= WORK TO DO =
Check every line in the records below for the word "this" and report how many have it, nothing more.

----

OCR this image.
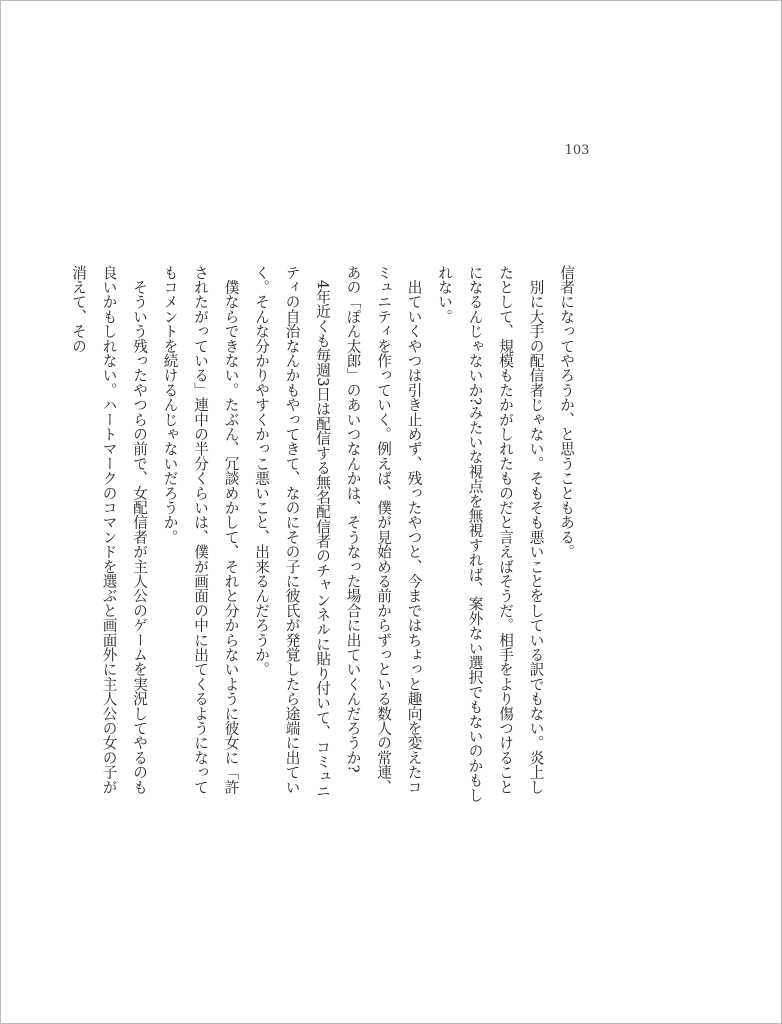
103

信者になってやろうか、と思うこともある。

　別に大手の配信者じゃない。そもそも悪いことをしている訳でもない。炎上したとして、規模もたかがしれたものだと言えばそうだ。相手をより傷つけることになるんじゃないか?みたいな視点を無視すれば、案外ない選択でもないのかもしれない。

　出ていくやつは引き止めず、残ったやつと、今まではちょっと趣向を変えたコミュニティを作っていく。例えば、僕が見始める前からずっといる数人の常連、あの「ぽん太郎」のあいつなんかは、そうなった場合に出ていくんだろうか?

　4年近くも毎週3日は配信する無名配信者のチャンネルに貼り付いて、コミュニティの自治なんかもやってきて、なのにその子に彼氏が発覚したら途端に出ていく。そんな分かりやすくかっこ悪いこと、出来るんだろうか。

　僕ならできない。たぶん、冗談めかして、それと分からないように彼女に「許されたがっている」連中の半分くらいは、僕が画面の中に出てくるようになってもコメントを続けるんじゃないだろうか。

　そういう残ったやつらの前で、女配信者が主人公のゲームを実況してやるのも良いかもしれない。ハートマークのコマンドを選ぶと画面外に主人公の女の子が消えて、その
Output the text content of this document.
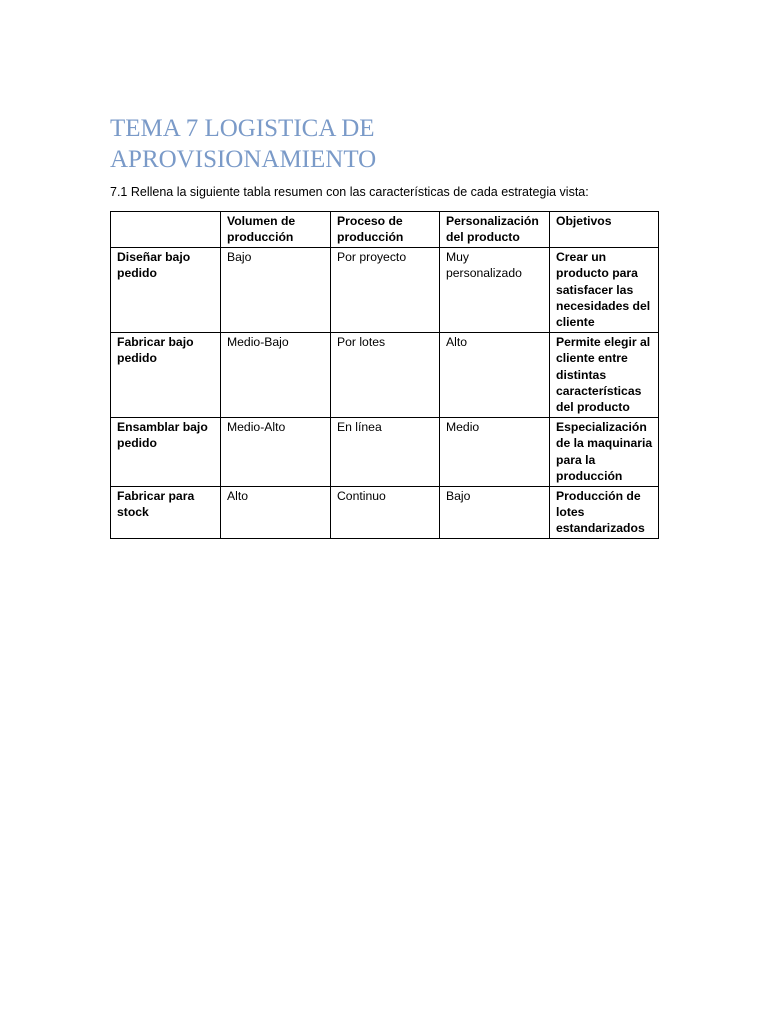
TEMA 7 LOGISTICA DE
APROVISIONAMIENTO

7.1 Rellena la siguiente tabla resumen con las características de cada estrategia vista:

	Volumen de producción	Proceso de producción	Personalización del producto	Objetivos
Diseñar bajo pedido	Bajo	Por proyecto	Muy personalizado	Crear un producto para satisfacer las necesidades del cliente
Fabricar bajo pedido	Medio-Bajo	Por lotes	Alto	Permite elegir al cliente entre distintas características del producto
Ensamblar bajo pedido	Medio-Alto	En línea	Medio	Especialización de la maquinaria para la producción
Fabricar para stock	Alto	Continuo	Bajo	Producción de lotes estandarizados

----

= THE COMPLETED TASK =
2